*What the exercise asks*.
Which lines include the word "label"? Copy each of them.

⁂

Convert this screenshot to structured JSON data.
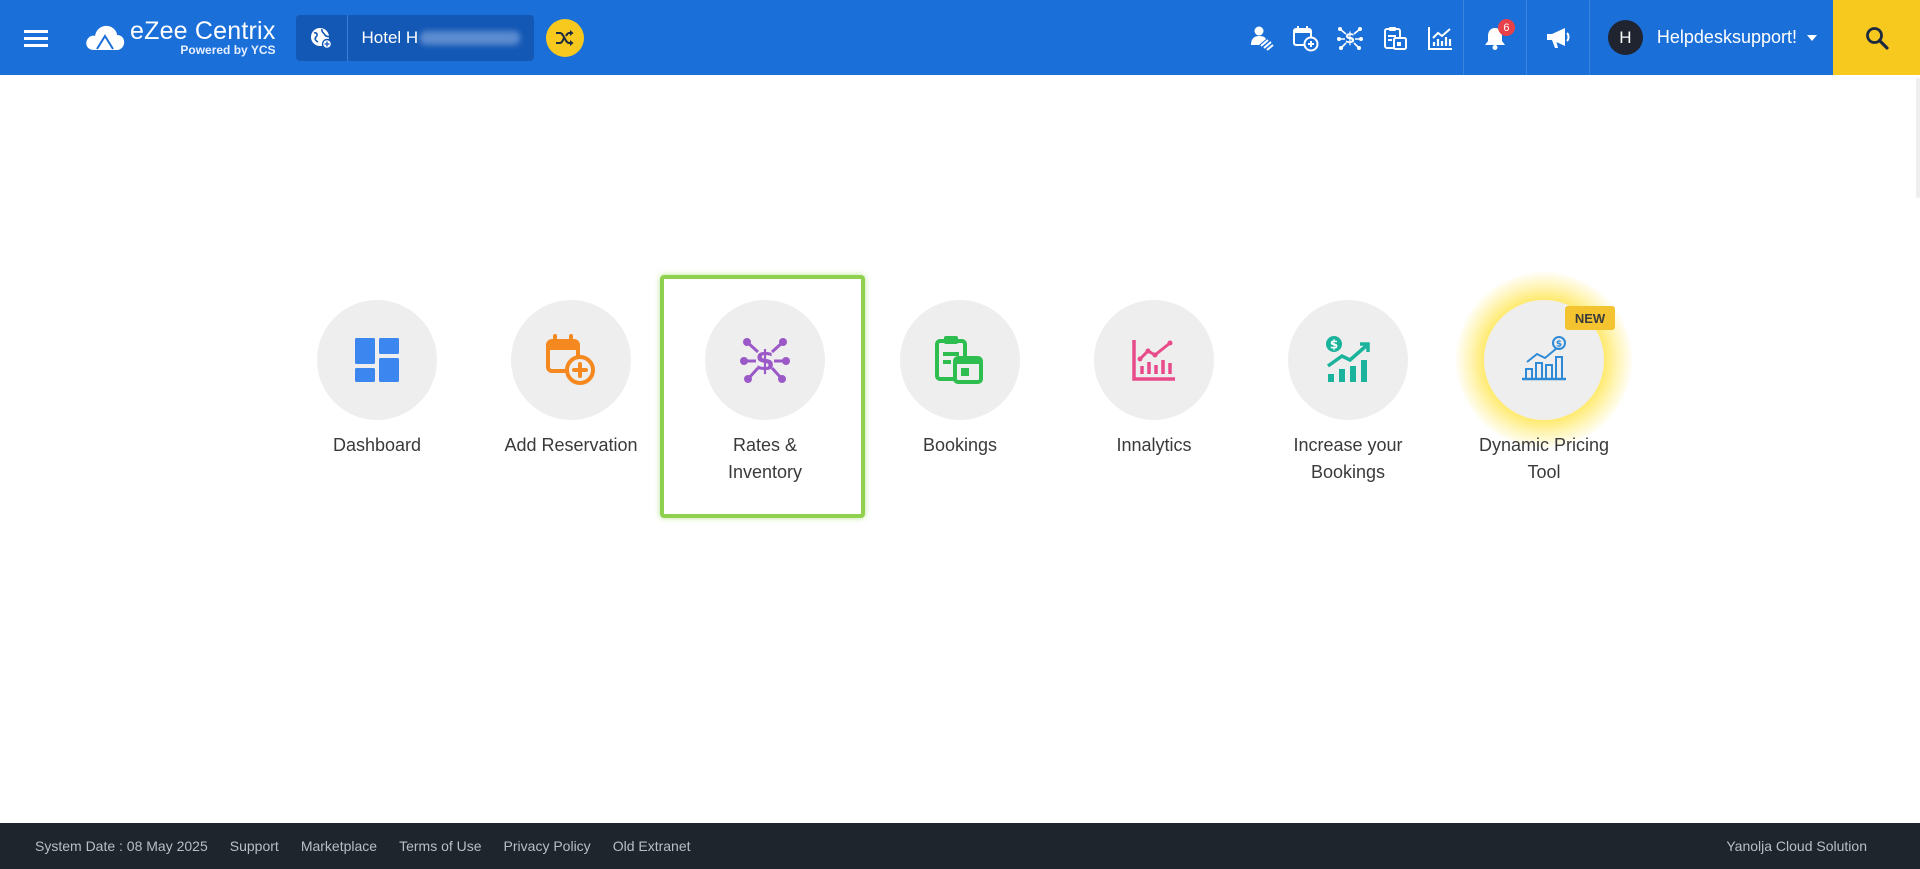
{
  "header": {
    "logo_main": "eZee Centrix",
    "logo_sub": "Powered by YCS",
    "hotel_name": "Hotel H",
    "notifications_count": "6",
    "user_initial": "H",
    "user_name": "Helpdesksupport!"
  },
  "tiles": [
    {
      "label": "Dashboard",
      "icon": "dashboard-icon",
      "color": "#3b86ef"
    },
    {
      "label": "Add Reservation",
      "icon": "calendar-add-icon",
      "color": "#f5891f"
    },
    {
      "label": "Rates &\nInventory",
      "icon": "rates-inventory-icon",
      "color": "#9b59c8"
    },
    {
      "label": "Bookings",
      "icon": "bookings-icon",
      "color": "#2ebe4f"
    },
    {
      "label": "Innalytics",
      "icon": "analytics-icon",
      "color": "#e84b8a"
    },
    {
      "label": "Increase your\nBookings",
      "icon": "growth-chart-icon",
      "color": "#1ab39b"
    },
    {
      "label": "Dynamic Pricing\nTool",
      "icon": "pricing-chart-icon",
      "color": "#2e8ad6",
      "badge": "NEW"
    }
  ],
  "footer": {
    "system_date": "System Date : 08 May 2025",
    "links": [
      "Support",
      "Marketplace",
      "Terms of Use",
      "Privacy Policy",
      "Old Extranet"
    ],
    "company": "Yanolja Cloud Solution"
  },
  "colors": {
    "header_bg": "#1a6fd9",
    "accent_yellow": "#f7c81e",
    "highlight_green": "#8fd14f",
    "footer_bg": "#1f252c"
  }
}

⁂

*Final answer*.
      "label": "Dashboard",
      "label": "Add Reservation",
      "label": "Rates &\nInventory",
      "label": "Bookings",
      "label": "Innalytics",
      "label": "Increase your\nBookings",
      "label": "Dynamic Pricing\nTool",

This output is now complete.